(Task requirements) In the material below, find all lines with the string "JSON" and copy them.

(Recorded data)
•••

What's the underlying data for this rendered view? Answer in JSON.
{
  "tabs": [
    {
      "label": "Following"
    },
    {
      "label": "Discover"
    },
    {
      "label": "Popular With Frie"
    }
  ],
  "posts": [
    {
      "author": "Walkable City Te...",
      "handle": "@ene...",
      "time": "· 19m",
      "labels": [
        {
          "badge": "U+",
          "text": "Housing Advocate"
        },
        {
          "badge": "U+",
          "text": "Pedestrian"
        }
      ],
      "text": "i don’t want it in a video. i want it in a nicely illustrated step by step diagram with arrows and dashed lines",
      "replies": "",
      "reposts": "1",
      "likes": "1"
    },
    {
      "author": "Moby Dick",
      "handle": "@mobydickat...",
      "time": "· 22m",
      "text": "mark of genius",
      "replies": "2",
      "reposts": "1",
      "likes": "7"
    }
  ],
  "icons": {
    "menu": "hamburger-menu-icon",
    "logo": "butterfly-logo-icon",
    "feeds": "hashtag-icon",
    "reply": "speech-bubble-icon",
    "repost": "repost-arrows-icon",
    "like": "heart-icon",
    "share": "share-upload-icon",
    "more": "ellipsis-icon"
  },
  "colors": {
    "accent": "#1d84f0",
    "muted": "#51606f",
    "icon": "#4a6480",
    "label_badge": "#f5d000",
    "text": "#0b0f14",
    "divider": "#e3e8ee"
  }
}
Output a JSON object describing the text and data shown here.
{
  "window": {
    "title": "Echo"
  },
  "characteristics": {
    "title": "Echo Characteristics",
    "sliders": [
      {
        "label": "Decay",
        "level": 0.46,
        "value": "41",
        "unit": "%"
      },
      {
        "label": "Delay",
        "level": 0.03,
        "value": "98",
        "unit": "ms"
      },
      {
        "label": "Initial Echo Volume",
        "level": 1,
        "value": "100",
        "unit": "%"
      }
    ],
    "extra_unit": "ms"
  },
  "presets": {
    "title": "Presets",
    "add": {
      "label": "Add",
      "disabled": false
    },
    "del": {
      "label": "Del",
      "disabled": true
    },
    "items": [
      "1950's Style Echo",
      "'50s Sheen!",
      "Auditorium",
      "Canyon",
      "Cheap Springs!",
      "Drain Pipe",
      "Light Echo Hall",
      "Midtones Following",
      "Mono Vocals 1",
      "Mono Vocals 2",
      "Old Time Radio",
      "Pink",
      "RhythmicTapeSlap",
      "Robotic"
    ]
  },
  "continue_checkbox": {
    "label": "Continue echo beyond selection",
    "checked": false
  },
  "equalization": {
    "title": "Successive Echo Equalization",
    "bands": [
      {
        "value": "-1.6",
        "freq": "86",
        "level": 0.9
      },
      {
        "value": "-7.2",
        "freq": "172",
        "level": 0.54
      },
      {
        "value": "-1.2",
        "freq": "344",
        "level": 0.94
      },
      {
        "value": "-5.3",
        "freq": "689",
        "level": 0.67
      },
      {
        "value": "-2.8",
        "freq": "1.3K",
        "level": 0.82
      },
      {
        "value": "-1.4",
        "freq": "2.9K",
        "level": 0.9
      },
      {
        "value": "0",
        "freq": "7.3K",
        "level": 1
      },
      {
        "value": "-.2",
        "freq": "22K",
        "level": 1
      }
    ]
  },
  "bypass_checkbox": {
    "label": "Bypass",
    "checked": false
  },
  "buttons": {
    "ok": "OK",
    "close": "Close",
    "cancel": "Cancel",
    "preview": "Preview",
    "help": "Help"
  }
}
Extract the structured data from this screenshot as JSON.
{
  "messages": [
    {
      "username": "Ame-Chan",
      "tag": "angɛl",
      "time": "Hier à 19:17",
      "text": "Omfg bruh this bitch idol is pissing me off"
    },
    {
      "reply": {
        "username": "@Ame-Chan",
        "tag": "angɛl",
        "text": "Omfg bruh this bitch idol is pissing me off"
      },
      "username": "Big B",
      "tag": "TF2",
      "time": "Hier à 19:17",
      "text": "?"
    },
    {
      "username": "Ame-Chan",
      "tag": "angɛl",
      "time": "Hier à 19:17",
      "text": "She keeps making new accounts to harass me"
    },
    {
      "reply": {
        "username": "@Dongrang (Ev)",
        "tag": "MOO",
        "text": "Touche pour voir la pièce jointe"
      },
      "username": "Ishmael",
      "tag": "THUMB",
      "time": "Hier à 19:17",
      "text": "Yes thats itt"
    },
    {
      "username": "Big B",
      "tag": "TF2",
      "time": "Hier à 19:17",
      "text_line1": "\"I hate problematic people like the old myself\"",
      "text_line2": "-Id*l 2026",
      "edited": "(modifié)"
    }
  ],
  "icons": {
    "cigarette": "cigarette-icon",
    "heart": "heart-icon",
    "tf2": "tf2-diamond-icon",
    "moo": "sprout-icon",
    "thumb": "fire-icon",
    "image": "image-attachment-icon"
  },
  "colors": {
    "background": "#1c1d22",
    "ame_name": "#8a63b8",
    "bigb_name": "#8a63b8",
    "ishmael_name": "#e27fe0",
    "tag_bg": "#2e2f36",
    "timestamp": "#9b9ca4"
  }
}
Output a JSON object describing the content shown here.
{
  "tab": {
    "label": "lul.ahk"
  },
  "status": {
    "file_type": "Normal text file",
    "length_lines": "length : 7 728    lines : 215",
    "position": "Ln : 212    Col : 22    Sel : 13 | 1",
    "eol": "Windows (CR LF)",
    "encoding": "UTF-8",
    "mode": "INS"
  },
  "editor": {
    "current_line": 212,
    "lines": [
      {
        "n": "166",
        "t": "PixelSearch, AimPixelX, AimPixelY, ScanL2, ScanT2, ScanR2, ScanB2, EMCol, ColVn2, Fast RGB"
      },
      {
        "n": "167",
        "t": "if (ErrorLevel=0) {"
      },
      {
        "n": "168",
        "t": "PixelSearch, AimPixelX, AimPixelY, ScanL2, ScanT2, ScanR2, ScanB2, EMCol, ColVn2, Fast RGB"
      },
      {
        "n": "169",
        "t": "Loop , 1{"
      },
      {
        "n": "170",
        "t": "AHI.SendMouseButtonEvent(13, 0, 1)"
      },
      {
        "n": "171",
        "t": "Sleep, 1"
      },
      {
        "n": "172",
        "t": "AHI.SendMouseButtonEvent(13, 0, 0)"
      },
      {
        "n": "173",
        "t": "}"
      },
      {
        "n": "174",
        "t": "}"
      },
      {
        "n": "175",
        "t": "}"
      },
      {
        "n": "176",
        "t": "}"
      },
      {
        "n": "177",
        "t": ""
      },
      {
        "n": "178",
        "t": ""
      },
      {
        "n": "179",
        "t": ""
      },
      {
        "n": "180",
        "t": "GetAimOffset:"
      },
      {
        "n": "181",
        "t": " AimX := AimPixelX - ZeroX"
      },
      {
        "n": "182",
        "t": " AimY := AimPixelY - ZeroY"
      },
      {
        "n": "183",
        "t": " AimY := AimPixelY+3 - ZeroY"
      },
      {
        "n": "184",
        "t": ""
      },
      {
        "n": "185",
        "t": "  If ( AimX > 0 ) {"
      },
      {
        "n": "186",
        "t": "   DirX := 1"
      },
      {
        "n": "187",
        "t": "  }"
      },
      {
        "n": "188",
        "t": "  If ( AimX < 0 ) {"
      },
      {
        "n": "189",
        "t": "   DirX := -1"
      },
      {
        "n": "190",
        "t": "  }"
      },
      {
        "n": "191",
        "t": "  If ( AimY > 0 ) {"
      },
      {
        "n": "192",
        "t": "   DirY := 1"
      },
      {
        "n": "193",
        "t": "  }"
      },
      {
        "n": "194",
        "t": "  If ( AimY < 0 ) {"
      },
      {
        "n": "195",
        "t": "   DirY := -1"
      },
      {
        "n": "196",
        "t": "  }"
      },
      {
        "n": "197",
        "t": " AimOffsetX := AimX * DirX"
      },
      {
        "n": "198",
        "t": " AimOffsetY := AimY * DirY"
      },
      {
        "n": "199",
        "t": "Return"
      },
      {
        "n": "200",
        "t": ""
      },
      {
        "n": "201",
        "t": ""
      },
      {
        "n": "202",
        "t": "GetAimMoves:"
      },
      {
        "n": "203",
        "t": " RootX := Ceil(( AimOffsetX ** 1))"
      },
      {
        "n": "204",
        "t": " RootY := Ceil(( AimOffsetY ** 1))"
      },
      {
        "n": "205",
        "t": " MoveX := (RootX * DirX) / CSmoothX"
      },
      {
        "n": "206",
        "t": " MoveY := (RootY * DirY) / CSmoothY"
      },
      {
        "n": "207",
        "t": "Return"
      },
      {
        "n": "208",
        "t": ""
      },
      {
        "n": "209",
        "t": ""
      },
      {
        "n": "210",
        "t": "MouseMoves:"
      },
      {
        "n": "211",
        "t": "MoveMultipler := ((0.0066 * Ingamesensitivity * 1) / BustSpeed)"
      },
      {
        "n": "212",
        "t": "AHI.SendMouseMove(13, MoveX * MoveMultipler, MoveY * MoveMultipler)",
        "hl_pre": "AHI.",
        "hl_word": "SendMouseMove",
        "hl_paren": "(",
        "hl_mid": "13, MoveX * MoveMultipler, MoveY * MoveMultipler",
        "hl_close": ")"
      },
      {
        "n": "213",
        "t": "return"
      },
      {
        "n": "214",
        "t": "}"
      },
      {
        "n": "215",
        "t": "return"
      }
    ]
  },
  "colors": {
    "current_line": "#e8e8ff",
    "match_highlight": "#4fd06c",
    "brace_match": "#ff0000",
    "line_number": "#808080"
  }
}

•••

(Written response)
What's the underlying data for this rendered view? Answer in JSON.
Output a JSON object describing the text and data shown here.
Extract the structured data from this screenshot as JSON.
Output a JSON object describing the content shown here.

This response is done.